Leestekst =>

┄┄┄┄┄┄┄┄┄┄┄┄┄┄┄┄┄┄┄┄

Wat was een vergulder?
Een vergulder is iemand die metaal, glas, e.d. met een laagje goud of met goudverf bedekt in b.v. een spiegelfabriek of lijstenmakerij. Vergulden is het bedekken van een voorwerp met een laagje goud.
Bij vergulden brengt men een laagje goud aan op een voorwerp wat op verschillende manieren kan. Het is een eeuwenoud proces. Afhankelijk van het te vergulden object kiest men de juiste methode. Men kan kiezen voor galvanisch vergulden of voor bladgoud. Ook kan men een voorwerp vergulden door dit onder te dompelen in vloeibaar goud.
Het vergulden van schilderijlijsten geschiedt vaak met gebruik van bladgoud in mixtion (Dit is een gebruiksklare vloeistof voor het opleggen van bladgoud). Een goede hechting en hoogglans verkreeg men door bruineren met agaat. Keramiek kan men vergulden door het aanbrengen van goudpoeder dat met een olieachtige stof is vermengd.
Tijdens het bakproces zal de olie verbranden en smelten de goudkorrels aaneen. Het goudpoeder kan eventueel vervangen worden door goudzouten. Door reductie worden deze zouten in de oven omgezet en blijft zuiver goud achter.
Stempelen en vergulden achter glas
Oneindig veel voorwerpen en materialen kunnen worden verguld. Niet alleen de hierboven beschreven materialen, maar ook glas, papier, linnen, leer, perkament, enzovoort. Door stempels van messing te verhitten kan men decoraties en teksten in bladgoud aanbrengen op boeken. Boeken werden ook wel verguld op de snede.
Goedkoper was het natuurlijk om alleen de bovenste snede te vergulden. Immers, alleen deze snede was zichtbaar wanneer de boeken in een boekenkast stonden. Dit vergulden van uitsluitend de bovenste snede wordt kopverguld genoemd. Achterglas vergulden was een kunst apart en wordt tegenwoordig nog maar bij hoge uitzondering toegepast. Dit ambacht is bijna uitgestorven door gebrek aan kundige ambachtslieden.
Bij deze methode van vergulden bracht men bladgoud aan achter glas, hetgeen een ongeëvenaarde schittering bewerkstelligde. De hechting werd hierbij tot stand gebracht door gebruik van vernis of dierenlijm.
Vergulden geeft een object een gouden uitstraling tegen een fractie van de kosten van het maken van een massief gouden object. Bovendien zou een massief gouden stuk vaak te zacht of te zwaar zijn voor praktisch gebruik. Een verguld oppervlak verkleurt ook niet zoals zilver.
Wat was een verlakker?
Een verlakker werkte met lak. De schepen van de VOC brachten niet alleen grondstoffen en specerijen mee, maar ook gebruiksvoorwerpen zoals porselein, behangsels en lakwaren uit China en Japan. Deze producten waren kwalitatief en esthetisch van zo’n hoog gehalte dat het onder de beter gesitueerden een zeer begeerd goed was.

┄┄┄┄┄┄┄┄┄┄┄┄┄┄┄┄┄┄┄┄

Getoonde gegevens =>
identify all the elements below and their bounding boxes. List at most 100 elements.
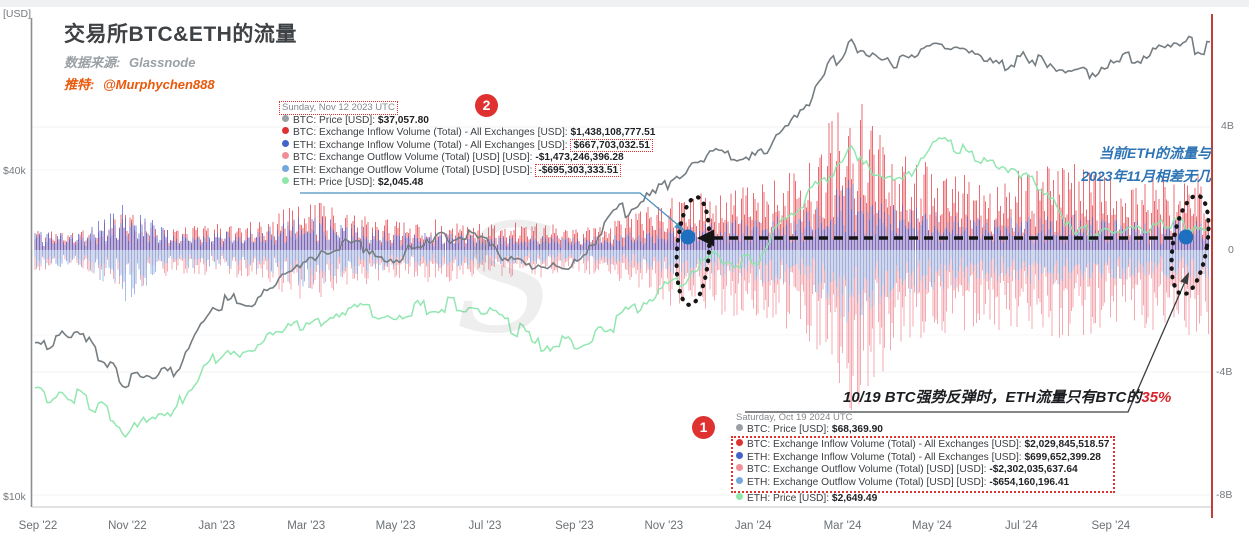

┄┄┄┄┄┄┄┄┄┄┄┄┄┄┄┄┄┄┄┄

Opdracht => Schrijf de tekst over vergulders en verlakkers verder, te beginnen direct na de laatste zin.

Antwoord =>
Bij rijke kooplieden werden vertrekken wel volledig in oosterse stijl ingericht. Dit oosterse lakwerk was soms zeer kostbaar. De vraag was groter dan het aanbod, zodat het geen verwondering wekt dat men het ook o.a. in ons land en Engeland trachtte te vervaardigen.
Het geheim
Het probleem was achter het geheim van de feilloze afwerking van gelakte producten te komen. Het heeft lang geduurd eer men ontdekte dat de belangrijkste grondstof voor de afwerklagen het sap van de lakboom (Rhus-Venicifera), werd gebruikt. Hieraan werden dan pigmenten of kleurstoffen toegevoegd. Zo verkreeg men transparante of gepigmenteerde lakken zoals goud-, rood- of zwartlak. Bij het verwerken van deze lakken werd ook o.a. ivoor of parelmoer op een decoratieve wijze in de natte laklaag ingelegd. Na voorbewerking van de ondergrond werden de verschillende lagen aangebracht die telkens geslepen moesten worden.
Verlakken werd op verschillende manieren en ondergronden gedaan. Men kende verlakt leer (laarzen, laarsjes en riemen), het verlakken van ijzerwerk, dat aan de open lucht was blootgesteld en van gebruiksvoorwerpen als kannen. Verder werden allerlei houten voorwerpen en meubelen verlakt.
Wat was een vermaner?
Een vermaner was de voorganger in een doopsgezinde kerkgemeente, maar had geen theologische opleiding. Hierdoor werd hij als 'leek' beschouwd en had daardoor niet het recht om te dopen. Een vermaner werd gekozen door de gemeenteleden en leidde de zondagse diensten. Ook werd hij geacht het zedelijke leven van zijn leden in de gaten te houden en hen hier zo nodig op aan te spreken. Het vermanerschap was een nevenfunctie zonder inkomsten.
Wat was een vermiljoenbrander?
Een vermiljoenbrander was een vervaardiger van vermiljoen, een oranjerode kleurstof, die oorspronkelijk gewonnen werd uit cinnaber, een uiterst giftige mineraal dat een hoge dosis kwik en zwavel bevat.
Later geschiedde de bereiding door een mengsel van kwik en zwavel in een met klei afgesloten pot te verhitten, waardoor er rood kwiksulfide (vermiljoen) ontstond. Het nadeel van dit vermiljoen was dat het niet kleurecht was. Door blootstelling aan het in de lucht aanwezige chloride komt kwik vrij dat weer met het overige chloride reageert waardoor zwarte en witte vlekjes ontstaan.
Eerst tegen het einde van de negentiende eeuw wist men een minder schadelijk en stabiel alternatief te ontwikkelen op basis van cadmium en tegenwoordig op basis van onschadelijke stabiele pigmenten.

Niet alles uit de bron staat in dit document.